WHAT IS BEING ASKED:
Using the data beneath, show every line that includes the word "März".

RECORDS FOR THE EXERCISE:
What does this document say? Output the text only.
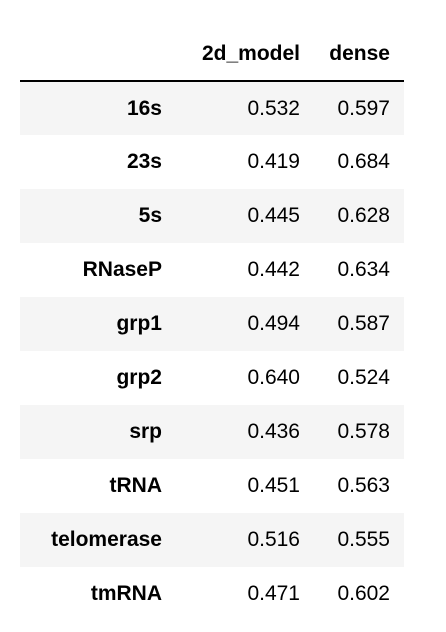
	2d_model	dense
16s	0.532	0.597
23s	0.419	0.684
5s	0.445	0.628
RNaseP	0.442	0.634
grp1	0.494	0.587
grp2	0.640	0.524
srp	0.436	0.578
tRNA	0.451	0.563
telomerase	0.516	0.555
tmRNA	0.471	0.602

==

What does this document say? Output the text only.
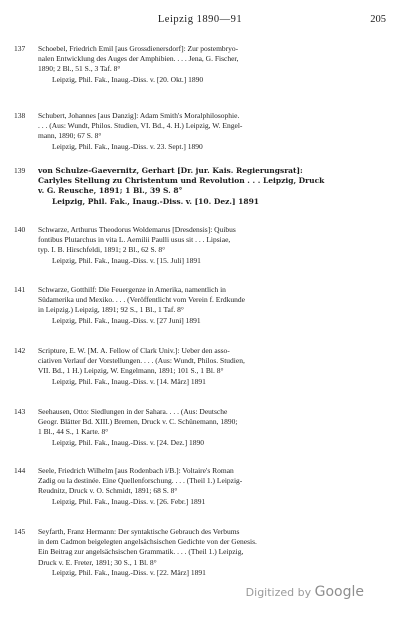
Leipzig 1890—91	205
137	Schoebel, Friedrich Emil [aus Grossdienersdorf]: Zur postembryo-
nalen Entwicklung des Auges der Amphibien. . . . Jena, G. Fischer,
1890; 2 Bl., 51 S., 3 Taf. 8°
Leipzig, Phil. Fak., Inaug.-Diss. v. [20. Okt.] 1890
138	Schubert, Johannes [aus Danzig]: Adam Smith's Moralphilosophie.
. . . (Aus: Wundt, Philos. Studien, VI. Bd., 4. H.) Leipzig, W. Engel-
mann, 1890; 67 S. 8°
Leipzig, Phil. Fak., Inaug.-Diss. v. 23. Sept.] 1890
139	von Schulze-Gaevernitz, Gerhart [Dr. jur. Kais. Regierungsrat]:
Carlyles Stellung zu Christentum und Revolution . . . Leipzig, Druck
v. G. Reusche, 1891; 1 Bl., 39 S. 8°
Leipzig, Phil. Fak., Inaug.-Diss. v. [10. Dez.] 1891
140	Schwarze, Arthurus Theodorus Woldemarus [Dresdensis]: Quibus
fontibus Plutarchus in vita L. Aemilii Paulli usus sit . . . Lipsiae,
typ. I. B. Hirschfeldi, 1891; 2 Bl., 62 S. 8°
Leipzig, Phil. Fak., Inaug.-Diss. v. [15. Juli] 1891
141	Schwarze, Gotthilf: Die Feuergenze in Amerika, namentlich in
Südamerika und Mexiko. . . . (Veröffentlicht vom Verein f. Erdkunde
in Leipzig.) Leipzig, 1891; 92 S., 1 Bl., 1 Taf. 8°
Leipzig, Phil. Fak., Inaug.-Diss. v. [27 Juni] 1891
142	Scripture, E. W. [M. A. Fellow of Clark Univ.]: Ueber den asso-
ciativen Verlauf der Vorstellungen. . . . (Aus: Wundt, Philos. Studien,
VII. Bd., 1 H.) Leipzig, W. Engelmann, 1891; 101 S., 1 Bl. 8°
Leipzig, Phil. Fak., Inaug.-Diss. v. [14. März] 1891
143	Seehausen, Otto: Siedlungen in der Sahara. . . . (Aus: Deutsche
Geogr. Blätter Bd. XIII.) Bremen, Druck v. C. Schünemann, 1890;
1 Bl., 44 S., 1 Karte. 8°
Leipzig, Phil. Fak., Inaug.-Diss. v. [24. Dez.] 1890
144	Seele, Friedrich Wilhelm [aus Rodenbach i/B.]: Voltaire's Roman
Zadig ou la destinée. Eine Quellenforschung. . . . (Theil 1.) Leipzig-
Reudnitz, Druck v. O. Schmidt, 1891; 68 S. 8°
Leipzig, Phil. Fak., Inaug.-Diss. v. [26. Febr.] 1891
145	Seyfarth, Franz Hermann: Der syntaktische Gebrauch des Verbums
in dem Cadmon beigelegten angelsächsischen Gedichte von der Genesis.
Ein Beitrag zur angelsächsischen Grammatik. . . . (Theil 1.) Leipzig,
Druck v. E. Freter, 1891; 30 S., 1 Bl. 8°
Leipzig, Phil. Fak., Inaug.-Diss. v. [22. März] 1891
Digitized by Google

SOLUTION TO THIS TASK:
Leipzig, Phil. Fak., Inaug.-Diss. v. [14. März] 1891
Leipzig, Phil. Fak., Inaug.-Diss. v. [22. März] 1891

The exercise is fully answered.